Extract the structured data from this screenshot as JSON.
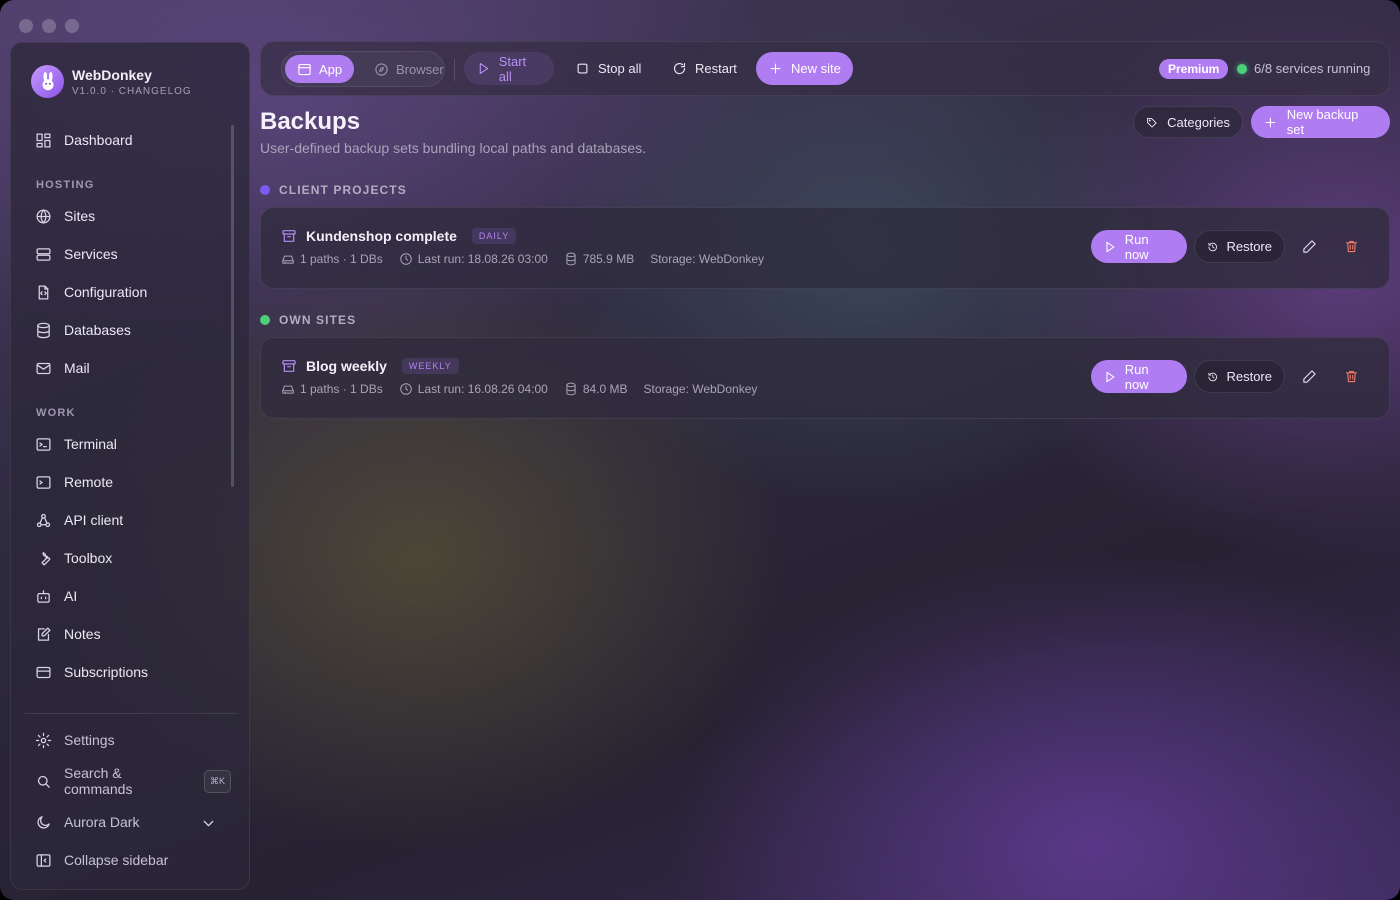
{
  "brand": {
    "name": "WebDonkey",
    "version": "V1.0.0 · CHANGELOG"
  },
  "sidebar": {
    "top": [
      {
        "label": "Dashboard",
        "icon": "dashboard-icon"
      }
    ],
    "sections": [
      {
        "title": "HOSTING",
        "items": [
          {
            "label": "Sites",
            "icon": "globe-icon"
          },
          {
            "label": "Services",
            "icon": "server-icon"
          },
          {
            "label": "Configuration",
            "icon": "config-file-icon"
          },
          {
            "label": "Databases",
            "icon": "database-icon"
          },
          {
            "label": "Mail",
            "icon": "mail-icon"
          }
        ]
      },
      {
        "title": "WORK",
        "items": [
          {
            "label": "Terminal",
            "icon": "terminal-icon"
          },
          {
            "label": "Remote",
            "icon": "remote-icon"
          },
          {
            "label": "API client",
            "icon": "api-icon"
          },
          {
            "label": "Toolbox",
            "icon": "wrench-icon"
          },
          {
            "label": "AI",
            "icon": "bot-icon"
          },
          {
            "label": "Notes",
            "icon": "notes-icon"
          },
          {
            "label": "Subscriptions",
            "icon": "card-icon"
          }
        ]
      }
    ],
    "footer": {
      "settings": "Settings",
      "search": "Search & commands",
      "search_shortcut": "⌘K",
      "theme": "Aurora Dark",
      "collapse": "Collapse sidebar"
    }
  },
  "toolbar": {
    "mode_app": "App",
    "mode_browser": "Browser",
    "start_all": "Start all",
    "stop_all": "Stop all",
    "restart": "Restart",
    "new_site": "New site",
    "plan_badge": "Premium",
    "status": "6/8 services running"
  },
  "page": {
    "title": "Backups",
    "subtitle": "User-defined backup sets bundling local paths and databases.",
    "categories_button": "Categories",
    "new_backup_button": "New backup set"
  },
  "groups": [
    {
      "label": "CLIENT PROJECTS",
      "color": "#7b5cf0",
      "sets": [
        {
          "name": "Kundenshop complete",
          "frequency": "DAILY",
          "paths": "1 paths · 1 DBs",
          "last_run": "Last run: 18.08.26 03:00",
          "size": "785.9 MB",
          "storage": "Storage: WebDonkey"
        }
      ]
    },
    {
      "label": "OWN SITES",
      "color": "#4bd07a",
      "sets": [
        {
          "name": "Blog weekly",
          "frequency": "WEEKLY",
          "paths": "1 paths · 1 DBs",
          "last_run": "Last run: 16.08.26 04:00",
          "size": "84.0 MB",
          "storage": "Storage: WebDonkey"
        }
      ]
    }
  ],
  "card_actions": {
    "run": "Run now",
    "restore": "Restore"
  },
  "colors": {
    "accent": "#b07cf2",
    "status_ok": "#4bd07a",
    "danger": "#f07a64"
  }
}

---

• _Goal of the exercise_
Pictures are to be left out; all else in the entries above is to be quoted exactly.

• _Problem solution_
Extract the structured data from this screenshot as JSON.
{
  "brand": {
    "name": "WebDonkey",
    "version": "V1.0.0 · CHANGELOG"
  },
  "sidebar": {
    "top": [
      {
        "label": "Dashboard",
        "icon": "dashboard-icon"
      }
    ],
    "sections": [
      {
        "title": "HOSTING",
        "items": [
          {
            "label": "Sites",
            "icon": "globe-icon"
          },
          {
            "label": "Services",
            "icon": "server-icon"
          },
          {
            "label": "Configuration",
            "icon": "config-file-icon"
          },
          {
            "label": "Databases",
            "icon": "database-icon"
          },
          {
            "label": "Mail",
            "icon": "mail-icon"
          }
        ]
      },
      {
        "title": "WORK",
        "items": [
          {
            "label": "Terminal",
            "icon": "terminal-icon"
          },
          {
            "label": "Remote",
            "icon": "remote-icon"
          },
          {
            "label": "API client",
            "icon": "api-icon"
          },
          {
            "label": "Toolbox",
            "icon": "wrench-icon"
          },
          {
            "label": "AI",
            "icon": "bot-icon"
          },
          {
            "label": "Notes",
            "icon": "notes-icon"
          },
          {
            "label": "Subscriptions",
            "icon": "card-icon"
          }
        ]
      }
    ],
    "footer": {
      "settings": "Settings",
      "search": "Search & commands",
      "search_shortcut": "⌘K",
      "theme": "Aurora Dark",
      "collapse": "Collapse sidebar"
    }
  },
  "toolbar": {
    "mode_app": "App",
    "mode_browser": "Browser",
    "start_all": "Start all",
    "stop_all": "Stop all",
    "restart": "Restart",
    "new_site": "New site",
    "plan_badge": "Premium",
    "status": "6/8 services running"
  },
  "page": {
    "title": "Backups",
    "subtitle": "User-defined backup sets bundling local paths and databases.",
    "categories_button": "Categories",
    "new_backup_button": "New backup set"
  },
  "groups": [
    {
      "label": "CLIENT PROJECTS",
      "color": "#7b5cf0",
      "sets": [
        {
          "name": "Kundenshop complete",
          "frequency": "DAILY",
          "paths": "1 paths · 1 DBs",
          "last_run": "Last run: 18.08.26 03:00",
          "size": "785.9 MB",
          "storage": "Storage: WebDonkey"
        }
      ]
    },
    {
      "label": "OWN SITES",
      "color": "#4bd07a",
      "sets": [
        {
          "name": "Blog weekly",
          "frequency": "WEEKLY",
          "paths": "1 paths · 1 DBs",
          "last_run": "Last run: 16.08.26 04:00",
          "size": "84.0 MB",
          "storage": "Storage: WebDonkey"
        }
      ]
    }
  ],
  "card_actions": {
    "run": "Run now",
    "restore": "Restore"
  },
  "colors": {
    "accent": "#b07cf2",
    "status_ok": "#4bd07a",
    "danger": "#f07a64"
  }
}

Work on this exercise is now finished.